Short exercise - Pick out each line containing the string "JSON" and copy it.

Supplied material -

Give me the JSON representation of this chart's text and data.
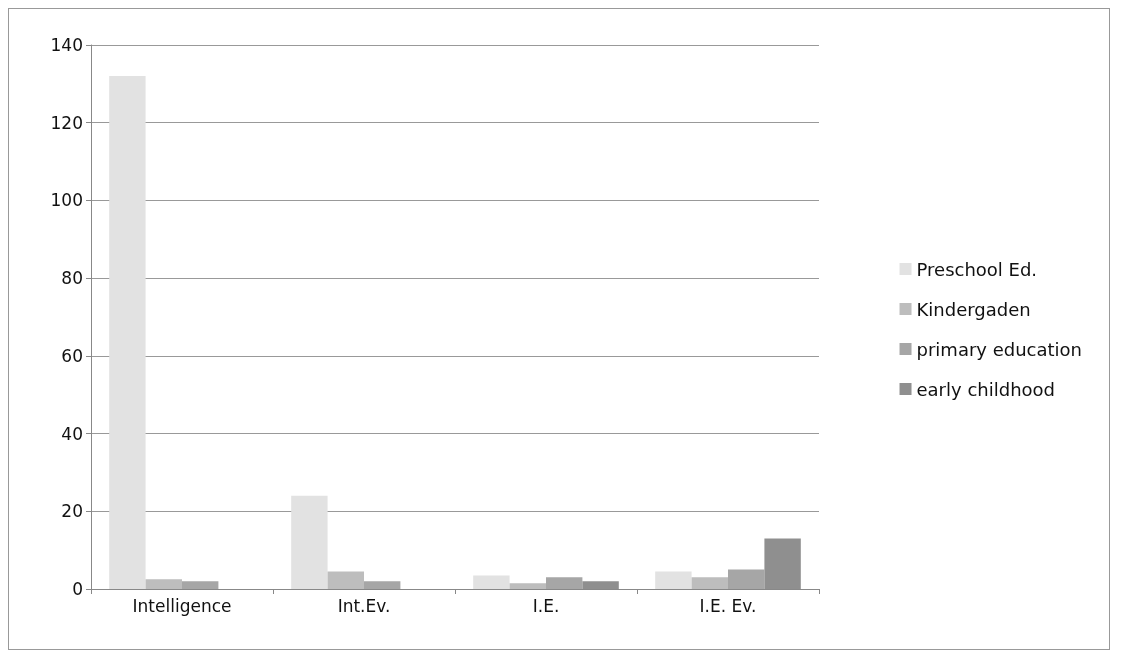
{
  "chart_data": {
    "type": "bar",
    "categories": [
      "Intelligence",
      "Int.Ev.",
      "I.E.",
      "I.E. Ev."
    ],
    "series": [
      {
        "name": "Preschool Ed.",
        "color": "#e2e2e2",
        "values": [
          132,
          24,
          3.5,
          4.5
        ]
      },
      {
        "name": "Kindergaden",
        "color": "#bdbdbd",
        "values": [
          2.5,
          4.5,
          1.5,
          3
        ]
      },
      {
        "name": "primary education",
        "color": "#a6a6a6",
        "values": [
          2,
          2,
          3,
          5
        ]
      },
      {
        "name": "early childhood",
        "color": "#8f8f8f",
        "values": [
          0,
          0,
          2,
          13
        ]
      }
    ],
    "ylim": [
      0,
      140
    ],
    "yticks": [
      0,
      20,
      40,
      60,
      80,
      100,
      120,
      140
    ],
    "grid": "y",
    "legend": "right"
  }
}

* * *

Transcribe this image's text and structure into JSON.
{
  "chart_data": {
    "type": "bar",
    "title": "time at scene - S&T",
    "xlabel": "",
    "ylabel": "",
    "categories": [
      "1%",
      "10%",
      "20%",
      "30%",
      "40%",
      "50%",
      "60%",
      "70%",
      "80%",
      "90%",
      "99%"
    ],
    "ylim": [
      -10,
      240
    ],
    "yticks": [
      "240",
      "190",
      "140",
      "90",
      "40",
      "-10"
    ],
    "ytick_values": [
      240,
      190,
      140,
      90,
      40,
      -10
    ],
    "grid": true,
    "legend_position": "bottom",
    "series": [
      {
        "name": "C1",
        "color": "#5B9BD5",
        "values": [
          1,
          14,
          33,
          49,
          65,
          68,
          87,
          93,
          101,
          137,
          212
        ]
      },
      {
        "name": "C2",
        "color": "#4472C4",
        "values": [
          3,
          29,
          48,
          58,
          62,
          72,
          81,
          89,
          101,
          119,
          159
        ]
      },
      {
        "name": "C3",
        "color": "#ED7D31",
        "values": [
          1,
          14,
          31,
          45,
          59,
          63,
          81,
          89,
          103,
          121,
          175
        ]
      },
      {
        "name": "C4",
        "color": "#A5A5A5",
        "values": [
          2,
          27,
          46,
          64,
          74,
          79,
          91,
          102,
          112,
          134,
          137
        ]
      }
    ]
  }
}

Solution -
Give me the JSON representation of this chart's text and data.
Transcribe this image's text and structure into JSON.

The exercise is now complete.